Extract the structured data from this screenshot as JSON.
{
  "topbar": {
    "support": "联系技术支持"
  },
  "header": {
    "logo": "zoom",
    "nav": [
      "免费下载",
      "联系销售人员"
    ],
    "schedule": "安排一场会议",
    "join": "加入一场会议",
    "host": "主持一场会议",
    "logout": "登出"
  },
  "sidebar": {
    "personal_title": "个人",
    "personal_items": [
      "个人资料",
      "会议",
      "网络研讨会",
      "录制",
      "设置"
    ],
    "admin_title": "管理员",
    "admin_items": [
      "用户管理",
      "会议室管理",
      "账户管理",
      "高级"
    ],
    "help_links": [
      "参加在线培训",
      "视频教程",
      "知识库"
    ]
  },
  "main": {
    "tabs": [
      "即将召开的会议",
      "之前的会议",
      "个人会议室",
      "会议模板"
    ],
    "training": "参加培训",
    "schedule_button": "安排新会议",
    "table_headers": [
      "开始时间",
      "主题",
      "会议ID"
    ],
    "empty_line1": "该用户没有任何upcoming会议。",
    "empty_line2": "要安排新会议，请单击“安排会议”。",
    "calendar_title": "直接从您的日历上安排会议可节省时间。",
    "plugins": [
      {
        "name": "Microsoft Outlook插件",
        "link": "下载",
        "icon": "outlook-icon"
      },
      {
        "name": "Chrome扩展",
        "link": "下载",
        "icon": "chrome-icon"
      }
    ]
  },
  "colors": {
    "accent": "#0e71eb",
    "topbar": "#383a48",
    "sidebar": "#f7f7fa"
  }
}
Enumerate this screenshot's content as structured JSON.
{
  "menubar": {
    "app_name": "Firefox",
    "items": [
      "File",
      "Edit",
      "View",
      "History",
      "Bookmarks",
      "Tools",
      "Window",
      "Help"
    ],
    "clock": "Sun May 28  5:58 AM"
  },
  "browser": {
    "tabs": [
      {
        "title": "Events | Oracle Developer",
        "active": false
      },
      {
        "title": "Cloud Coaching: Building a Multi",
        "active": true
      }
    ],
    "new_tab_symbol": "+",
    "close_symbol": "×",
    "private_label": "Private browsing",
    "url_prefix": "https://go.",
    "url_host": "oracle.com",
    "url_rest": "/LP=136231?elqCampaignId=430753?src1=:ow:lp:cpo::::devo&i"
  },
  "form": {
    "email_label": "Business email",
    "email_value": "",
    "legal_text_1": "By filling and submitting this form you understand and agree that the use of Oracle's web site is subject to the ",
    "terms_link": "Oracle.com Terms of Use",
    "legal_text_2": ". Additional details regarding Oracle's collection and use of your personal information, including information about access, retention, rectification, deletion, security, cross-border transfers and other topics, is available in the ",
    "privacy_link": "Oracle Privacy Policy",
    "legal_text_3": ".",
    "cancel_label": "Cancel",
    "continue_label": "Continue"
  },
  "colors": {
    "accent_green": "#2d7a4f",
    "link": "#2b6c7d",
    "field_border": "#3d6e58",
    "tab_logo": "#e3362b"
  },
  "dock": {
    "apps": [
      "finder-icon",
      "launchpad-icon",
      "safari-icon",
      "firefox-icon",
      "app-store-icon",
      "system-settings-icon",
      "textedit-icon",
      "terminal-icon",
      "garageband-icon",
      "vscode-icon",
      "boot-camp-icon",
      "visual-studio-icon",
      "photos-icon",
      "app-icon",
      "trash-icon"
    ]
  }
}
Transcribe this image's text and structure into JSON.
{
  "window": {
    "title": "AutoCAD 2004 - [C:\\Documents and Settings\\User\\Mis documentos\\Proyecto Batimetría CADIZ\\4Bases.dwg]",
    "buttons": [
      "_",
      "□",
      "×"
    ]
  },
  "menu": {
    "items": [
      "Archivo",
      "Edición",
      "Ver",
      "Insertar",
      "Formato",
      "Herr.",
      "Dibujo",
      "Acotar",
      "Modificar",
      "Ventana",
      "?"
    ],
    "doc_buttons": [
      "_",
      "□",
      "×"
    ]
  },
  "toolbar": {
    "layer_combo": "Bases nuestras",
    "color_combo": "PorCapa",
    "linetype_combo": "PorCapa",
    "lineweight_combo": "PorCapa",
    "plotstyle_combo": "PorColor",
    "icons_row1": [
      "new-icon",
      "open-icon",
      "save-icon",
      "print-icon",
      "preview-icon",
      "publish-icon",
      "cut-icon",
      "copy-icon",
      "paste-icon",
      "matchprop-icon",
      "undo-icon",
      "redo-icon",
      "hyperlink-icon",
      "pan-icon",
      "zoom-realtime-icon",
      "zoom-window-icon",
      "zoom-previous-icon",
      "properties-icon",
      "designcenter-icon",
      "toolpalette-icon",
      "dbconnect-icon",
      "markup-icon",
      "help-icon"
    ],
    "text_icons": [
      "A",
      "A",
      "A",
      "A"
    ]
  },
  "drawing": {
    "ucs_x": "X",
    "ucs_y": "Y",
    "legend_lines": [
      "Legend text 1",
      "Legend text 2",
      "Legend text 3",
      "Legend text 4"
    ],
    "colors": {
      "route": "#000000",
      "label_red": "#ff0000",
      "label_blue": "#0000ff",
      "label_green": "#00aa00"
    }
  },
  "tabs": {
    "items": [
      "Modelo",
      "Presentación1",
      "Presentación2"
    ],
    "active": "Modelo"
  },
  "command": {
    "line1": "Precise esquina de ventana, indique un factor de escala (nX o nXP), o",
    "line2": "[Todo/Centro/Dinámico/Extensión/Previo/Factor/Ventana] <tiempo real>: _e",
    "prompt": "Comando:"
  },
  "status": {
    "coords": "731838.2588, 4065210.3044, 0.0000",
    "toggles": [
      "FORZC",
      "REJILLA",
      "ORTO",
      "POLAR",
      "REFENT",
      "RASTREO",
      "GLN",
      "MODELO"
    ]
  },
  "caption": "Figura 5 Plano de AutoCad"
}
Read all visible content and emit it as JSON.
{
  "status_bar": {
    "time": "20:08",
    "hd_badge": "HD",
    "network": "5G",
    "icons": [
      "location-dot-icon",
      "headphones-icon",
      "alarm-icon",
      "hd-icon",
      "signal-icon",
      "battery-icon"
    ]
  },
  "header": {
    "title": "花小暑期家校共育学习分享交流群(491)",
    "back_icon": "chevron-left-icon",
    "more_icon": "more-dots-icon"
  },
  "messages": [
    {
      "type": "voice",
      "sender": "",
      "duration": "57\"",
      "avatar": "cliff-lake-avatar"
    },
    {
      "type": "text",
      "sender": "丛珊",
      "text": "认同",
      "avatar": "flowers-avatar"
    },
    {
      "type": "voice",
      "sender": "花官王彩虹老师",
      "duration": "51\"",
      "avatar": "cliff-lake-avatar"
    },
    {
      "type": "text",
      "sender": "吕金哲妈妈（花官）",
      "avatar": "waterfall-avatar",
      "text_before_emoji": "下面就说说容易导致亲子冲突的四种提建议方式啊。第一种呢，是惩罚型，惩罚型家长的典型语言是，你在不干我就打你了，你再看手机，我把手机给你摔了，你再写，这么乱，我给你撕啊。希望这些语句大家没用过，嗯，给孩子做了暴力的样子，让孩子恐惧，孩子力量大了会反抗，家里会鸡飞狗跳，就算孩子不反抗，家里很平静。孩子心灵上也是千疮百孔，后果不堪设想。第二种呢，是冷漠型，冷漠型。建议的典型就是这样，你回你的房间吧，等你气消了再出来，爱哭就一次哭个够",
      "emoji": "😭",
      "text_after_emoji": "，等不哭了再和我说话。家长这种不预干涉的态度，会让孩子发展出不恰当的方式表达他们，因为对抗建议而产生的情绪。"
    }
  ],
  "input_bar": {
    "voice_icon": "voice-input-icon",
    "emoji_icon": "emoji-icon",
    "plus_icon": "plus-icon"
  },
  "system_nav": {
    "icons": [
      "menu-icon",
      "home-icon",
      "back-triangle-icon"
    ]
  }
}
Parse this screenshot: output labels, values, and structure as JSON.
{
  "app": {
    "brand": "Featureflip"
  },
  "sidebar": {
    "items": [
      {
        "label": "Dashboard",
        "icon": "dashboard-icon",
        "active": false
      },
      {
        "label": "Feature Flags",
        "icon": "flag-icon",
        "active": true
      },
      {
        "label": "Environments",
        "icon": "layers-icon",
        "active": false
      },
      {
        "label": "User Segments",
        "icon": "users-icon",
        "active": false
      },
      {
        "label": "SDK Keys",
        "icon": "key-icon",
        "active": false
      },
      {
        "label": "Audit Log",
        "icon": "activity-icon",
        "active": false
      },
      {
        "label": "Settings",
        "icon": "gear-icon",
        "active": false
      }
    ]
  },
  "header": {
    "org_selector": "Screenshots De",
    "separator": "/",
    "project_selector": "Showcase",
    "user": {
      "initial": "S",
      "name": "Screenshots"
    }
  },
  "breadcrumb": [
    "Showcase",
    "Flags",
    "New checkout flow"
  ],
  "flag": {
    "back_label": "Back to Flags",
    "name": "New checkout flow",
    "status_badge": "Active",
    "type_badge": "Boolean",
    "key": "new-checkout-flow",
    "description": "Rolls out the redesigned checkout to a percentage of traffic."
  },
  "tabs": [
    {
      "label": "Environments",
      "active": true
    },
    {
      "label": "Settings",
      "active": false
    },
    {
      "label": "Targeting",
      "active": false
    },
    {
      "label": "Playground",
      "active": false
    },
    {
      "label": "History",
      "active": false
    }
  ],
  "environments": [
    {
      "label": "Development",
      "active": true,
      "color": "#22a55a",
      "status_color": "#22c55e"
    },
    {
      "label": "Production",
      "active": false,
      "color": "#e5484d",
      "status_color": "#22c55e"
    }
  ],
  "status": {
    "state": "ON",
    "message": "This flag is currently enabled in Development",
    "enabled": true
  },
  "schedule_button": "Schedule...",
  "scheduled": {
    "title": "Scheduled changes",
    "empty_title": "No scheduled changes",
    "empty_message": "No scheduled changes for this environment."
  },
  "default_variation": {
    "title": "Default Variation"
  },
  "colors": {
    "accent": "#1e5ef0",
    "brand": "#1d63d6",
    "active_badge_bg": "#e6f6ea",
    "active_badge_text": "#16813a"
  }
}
==*==
» **To be done**
Work out how many lines of the listing above include the word "Screenshots". Report only the number.

» **Answer to the exercise**
2